[Part of a data file]
***

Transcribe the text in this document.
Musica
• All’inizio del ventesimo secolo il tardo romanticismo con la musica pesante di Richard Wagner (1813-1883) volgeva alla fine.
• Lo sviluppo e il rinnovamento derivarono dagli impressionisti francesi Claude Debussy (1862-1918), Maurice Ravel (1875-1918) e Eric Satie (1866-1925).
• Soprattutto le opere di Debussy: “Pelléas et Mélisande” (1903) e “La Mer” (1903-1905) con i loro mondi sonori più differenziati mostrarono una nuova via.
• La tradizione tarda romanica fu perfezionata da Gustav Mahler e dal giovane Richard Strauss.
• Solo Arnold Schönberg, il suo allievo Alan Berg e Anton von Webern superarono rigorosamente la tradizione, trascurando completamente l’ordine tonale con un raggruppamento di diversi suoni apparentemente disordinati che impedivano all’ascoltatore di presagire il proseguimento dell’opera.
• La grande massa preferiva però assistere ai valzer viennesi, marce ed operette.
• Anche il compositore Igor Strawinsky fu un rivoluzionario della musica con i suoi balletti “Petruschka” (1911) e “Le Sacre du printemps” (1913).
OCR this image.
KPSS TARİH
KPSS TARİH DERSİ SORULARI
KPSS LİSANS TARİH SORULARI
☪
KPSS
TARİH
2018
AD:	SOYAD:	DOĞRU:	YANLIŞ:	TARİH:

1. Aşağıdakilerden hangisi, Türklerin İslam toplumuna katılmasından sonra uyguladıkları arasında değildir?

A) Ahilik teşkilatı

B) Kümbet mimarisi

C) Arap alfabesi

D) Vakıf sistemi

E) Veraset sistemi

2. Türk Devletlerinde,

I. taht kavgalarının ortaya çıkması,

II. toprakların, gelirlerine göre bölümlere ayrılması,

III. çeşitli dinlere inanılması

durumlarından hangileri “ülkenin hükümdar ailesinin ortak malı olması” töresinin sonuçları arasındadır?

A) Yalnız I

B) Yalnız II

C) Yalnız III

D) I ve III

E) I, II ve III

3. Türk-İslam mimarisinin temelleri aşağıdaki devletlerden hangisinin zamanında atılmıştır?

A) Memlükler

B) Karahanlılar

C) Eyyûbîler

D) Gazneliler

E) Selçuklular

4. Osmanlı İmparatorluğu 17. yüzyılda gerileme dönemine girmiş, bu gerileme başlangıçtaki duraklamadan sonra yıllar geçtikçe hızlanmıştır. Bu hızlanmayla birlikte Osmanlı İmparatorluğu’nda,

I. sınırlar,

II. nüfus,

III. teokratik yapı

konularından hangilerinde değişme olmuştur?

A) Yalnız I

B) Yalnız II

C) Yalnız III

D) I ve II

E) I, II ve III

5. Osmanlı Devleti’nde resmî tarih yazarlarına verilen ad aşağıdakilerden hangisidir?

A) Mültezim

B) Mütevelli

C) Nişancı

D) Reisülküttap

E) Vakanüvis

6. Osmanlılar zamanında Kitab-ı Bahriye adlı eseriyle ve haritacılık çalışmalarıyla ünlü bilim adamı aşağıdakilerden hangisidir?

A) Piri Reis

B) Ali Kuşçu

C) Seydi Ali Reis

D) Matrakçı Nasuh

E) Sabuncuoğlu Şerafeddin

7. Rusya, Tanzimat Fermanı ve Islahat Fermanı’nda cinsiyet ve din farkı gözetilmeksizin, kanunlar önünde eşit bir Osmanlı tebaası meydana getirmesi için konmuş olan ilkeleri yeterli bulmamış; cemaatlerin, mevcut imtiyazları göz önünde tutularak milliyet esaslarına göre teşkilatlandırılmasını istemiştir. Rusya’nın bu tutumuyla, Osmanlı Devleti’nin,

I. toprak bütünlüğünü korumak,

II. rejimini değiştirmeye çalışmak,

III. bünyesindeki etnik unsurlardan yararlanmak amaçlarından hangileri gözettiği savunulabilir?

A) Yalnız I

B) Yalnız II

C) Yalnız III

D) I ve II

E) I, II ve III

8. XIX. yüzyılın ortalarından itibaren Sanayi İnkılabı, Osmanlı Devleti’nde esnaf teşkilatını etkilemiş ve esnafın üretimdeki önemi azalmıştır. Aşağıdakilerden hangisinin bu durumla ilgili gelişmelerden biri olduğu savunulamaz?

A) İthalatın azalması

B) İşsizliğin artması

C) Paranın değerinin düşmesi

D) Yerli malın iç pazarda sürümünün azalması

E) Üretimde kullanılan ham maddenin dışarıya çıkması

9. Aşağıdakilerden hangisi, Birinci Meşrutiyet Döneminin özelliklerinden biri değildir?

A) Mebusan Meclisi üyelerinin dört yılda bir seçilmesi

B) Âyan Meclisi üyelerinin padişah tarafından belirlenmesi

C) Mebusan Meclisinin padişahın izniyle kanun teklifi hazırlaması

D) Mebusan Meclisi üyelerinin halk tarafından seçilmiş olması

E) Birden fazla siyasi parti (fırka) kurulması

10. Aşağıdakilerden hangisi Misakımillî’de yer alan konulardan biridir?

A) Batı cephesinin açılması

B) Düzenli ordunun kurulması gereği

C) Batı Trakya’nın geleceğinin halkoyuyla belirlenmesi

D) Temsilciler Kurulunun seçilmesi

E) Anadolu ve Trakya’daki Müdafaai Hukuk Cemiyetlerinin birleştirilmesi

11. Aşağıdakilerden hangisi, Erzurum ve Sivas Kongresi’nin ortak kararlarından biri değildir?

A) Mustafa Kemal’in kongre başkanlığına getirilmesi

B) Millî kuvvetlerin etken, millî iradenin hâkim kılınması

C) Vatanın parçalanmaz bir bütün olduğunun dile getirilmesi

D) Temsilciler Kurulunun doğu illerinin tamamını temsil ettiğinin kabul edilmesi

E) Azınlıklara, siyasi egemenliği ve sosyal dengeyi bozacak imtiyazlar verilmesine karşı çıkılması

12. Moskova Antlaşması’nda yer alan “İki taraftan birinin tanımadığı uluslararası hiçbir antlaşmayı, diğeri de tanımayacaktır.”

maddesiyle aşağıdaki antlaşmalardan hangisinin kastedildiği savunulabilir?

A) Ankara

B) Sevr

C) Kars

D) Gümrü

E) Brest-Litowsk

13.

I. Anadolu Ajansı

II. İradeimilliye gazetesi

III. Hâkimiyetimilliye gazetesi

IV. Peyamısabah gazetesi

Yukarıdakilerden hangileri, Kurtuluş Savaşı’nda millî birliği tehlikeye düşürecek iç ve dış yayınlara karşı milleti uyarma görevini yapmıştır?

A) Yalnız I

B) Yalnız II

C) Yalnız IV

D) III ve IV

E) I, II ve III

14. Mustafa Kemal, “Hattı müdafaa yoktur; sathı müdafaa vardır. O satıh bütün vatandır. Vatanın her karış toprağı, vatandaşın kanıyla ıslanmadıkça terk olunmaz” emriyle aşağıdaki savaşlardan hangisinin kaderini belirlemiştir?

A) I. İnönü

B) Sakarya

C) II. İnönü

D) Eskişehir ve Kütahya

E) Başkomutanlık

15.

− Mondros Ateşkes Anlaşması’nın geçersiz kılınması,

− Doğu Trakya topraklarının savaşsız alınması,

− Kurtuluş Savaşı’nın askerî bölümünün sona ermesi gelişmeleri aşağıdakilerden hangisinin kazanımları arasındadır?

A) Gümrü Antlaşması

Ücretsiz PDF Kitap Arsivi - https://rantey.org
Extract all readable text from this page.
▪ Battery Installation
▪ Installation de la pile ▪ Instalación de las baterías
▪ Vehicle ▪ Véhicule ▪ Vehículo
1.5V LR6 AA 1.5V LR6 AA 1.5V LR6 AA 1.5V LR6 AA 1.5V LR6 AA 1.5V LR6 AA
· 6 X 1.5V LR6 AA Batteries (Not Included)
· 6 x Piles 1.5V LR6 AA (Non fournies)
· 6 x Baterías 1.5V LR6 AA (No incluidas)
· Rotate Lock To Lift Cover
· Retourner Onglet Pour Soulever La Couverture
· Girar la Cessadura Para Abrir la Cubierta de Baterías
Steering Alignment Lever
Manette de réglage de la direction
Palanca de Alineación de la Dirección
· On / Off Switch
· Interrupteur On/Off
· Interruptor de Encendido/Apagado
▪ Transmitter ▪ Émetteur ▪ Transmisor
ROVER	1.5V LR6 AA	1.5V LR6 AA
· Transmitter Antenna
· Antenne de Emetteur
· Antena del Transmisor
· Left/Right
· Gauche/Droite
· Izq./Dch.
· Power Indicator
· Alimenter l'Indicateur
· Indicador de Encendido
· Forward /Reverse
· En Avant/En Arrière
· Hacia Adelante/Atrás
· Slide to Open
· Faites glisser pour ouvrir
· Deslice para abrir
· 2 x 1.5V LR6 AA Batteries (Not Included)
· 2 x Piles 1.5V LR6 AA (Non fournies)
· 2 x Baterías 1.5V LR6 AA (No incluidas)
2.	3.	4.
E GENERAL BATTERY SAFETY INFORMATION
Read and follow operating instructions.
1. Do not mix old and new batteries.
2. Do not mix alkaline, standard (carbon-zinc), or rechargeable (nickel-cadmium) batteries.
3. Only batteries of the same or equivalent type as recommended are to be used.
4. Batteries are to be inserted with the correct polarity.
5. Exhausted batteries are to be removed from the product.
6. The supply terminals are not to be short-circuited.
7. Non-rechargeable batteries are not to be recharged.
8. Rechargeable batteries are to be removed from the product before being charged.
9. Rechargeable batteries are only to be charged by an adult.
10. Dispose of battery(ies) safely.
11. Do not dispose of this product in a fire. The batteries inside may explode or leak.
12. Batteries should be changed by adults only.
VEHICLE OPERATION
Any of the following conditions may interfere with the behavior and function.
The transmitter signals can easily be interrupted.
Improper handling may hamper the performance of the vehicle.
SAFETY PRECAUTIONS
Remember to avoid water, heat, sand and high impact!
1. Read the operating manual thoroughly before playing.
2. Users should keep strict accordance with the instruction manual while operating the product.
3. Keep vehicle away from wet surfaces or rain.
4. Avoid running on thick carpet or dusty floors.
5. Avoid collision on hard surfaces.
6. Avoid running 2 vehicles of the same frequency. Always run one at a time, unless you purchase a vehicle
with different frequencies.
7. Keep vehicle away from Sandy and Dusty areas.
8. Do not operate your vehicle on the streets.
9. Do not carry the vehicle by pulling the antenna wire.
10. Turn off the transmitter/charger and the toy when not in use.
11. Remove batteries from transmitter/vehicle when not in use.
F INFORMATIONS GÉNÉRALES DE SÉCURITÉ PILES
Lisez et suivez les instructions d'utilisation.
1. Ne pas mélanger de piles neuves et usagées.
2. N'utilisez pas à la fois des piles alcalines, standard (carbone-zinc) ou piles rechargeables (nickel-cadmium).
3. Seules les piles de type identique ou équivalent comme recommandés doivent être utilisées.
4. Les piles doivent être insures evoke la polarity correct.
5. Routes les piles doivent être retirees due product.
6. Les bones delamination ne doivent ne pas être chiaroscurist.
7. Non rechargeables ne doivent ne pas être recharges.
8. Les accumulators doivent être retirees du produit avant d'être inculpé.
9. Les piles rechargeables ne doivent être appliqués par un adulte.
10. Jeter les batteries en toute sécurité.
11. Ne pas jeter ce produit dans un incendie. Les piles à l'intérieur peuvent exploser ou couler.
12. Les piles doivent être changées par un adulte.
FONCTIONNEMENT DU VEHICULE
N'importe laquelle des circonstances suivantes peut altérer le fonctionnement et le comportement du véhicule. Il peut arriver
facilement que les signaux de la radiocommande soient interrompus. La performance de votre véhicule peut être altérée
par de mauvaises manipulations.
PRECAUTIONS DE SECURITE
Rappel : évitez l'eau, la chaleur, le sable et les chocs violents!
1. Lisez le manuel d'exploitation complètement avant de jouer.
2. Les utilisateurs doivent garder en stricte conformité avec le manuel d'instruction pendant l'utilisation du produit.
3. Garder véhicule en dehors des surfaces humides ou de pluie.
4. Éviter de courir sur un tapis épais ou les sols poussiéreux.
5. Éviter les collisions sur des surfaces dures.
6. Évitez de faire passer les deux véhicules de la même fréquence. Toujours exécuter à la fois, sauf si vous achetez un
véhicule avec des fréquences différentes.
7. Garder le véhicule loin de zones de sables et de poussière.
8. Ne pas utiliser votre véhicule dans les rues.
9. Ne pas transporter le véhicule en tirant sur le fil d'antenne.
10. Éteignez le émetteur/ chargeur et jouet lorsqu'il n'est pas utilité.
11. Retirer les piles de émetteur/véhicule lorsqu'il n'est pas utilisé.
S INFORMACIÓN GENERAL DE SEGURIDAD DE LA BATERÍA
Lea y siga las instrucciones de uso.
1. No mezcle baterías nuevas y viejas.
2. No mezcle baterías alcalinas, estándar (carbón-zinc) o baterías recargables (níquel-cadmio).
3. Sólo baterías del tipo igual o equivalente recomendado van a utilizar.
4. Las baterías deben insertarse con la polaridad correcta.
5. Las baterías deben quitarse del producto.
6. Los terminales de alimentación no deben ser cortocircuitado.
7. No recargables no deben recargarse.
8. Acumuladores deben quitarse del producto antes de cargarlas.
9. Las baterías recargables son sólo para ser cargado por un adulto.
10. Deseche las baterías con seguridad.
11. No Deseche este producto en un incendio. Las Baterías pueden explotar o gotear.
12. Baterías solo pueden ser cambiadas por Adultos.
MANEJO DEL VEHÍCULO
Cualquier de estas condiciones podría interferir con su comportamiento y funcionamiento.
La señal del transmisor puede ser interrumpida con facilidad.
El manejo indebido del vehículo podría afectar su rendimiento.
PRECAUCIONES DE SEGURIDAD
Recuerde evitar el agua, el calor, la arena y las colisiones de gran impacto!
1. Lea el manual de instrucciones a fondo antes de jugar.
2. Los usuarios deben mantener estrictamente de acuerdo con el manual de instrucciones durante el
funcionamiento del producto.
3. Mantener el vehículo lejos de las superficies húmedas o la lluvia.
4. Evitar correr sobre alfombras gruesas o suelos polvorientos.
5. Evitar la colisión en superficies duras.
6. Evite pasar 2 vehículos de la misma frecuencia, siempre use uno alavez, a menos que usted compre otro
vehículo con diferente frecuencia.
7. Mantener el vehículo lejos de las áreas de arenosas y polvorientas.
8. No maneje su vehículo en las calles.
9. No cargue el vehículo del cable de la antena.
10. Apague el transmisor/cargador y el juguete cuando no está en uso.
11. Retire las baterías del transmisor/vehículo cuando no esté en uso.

***

*YOUR GOAL:* Search the records for the word "sonra" and copy every line where it occurs.

*RESULT FOR THIS EXERCISE:*
1. Aşağıdakilerden hangisi, Türklerin İslam toplumuna katılmasından sonra uyguladıkları arasında değildir?
4. Osmanlı İmparatorluğu 17. yüzyılda gerileme dönemine girmiş, bu gerileme başlangıçtaki duraklamadan sonra yıllar geçtikçe hızlanmıştır. Bu hızlanmayla birlikte Osmanlı İmparatorluğu’nda,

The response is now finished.